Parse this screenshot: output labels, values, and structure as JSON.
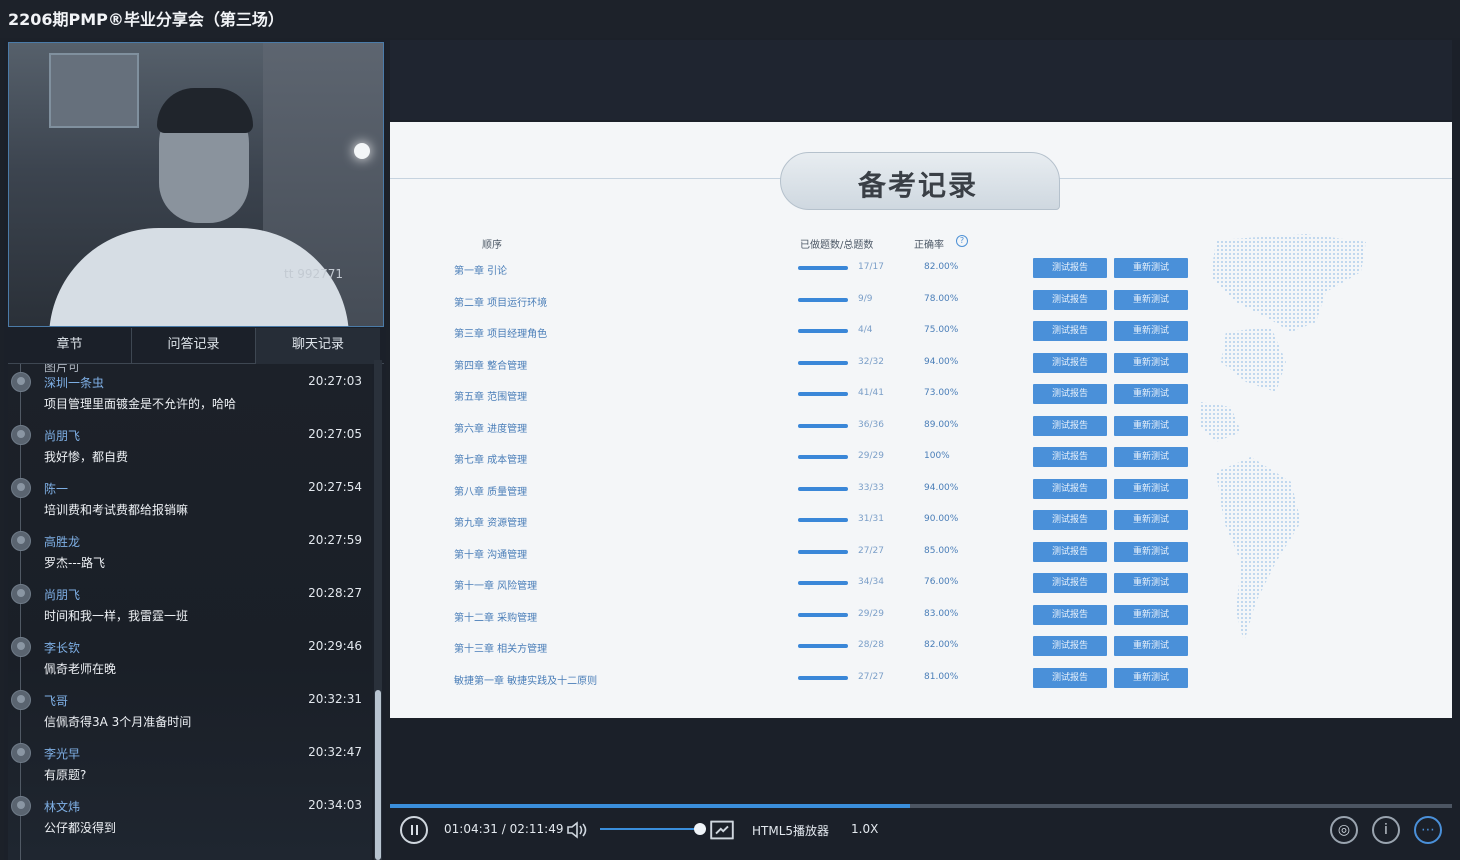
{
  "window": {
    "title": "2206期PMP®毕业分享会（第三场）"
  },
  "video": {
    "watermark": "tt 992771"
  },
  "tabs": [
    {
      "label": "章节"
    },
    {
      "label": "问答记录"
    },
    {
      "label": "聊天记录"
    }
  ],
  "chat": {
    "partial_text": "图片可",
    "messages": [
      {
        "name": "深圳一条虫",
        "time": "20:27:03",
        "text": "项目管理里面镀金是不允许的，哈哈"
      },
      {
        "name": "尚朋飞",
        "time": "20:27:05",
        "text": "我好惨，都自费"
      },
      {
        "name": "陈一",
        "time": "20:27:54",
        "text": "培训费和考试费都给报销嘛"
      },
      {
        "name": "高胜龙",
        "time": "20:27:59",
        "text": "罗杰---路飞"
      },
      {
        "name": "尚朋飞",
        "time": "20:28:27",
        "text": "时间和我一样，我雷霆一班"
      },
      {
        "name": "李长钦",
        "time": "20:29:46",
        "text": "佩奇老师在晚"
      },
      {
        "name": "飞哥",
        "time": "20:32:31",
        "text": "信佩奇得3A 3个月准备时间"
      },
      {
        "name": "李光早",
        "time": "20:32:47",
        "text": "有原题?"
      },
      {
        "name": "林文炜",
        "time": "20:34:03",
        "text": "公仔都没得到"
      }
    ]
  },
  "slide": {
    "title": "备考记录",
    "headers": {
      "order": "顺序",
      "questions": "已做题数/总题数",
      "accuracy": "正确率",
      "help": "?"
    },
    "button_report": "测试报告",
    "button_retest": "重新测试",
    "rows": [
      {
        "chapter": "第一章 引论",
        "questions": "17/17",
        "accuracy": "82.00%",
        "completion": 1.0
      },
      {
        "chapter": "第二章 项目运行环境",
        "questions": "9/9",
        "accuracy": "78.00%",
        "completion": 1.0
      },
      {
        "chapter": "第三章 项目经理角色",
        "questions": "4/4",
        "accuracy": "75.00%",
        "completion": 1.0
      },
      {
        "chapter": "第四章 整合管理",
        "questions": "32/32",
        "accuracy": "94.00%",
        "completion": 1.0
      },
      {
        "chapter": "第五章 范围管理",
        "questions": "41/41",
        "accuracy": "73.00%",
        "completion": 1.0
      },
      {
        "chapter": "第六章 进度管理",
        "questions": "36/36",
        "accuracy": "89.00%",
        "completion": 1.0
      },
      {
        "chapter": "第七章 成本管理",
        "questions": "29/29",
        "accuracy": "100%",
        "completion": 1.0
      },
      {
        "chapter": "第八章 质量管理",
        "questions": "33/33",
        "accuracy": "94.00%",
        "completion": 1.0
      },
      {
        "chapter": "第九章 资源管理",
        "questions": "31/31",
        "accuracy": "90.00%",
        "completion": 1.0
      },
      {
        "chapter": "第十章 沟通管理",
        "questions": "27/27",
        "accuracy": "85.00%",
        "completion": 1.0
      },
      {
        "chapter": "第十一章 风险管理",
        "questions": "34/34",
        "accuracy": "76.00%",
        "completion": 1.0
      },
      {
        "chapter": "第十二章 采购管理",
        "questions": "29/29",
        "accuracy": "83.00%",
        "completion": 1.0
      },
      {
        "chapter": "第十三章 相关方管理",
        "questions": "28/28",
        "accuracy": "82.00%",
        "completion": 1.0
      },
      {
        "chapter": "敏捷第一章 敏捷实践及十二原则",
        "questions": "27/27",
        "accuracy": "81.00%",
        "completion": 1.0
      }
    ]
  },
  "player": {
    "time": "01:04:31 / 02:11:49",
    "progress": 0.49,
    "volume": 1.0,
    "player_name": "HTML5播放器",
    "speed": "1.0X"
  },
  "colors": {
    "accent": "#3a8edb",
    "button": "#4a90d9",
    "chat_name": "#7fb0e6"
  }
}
==
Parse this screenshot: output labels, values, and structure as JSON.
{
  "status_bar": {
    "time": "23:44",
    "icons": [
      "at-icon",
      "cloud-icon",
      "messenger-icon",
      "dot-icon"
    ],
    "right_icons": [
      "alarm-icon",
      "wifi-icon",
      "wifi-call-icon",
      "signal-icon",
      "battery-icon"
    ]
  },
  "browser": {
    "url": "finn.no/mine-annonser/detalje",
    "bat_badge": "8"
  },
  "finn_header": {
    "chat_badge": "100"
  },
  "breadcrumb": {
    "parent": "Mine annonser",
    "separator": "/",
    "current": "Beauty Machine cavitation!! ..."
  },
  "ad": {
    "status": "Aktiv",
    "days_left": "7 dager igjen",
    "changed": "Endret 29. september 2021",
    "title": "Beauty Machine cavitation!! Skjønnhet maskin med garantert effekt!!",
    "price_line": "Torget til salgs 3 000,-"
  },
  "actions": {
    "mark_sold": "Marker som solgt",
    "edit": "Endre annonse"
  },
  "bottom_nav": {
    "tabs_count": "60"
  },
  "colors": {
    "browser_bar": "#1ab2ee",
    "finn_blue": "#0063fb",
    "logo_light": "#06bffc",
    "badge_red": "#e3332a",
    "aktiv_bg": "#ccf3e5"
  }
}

▸ Exercise directions:
Look for "Machine" and pull out every line that has it.

▸ Finished exercise:
    "current": "Beauty Machine cavitation!! ..."
    "title": "Beauty Machine cavitation!! Skjønnhet maskin med garantert effekt!!",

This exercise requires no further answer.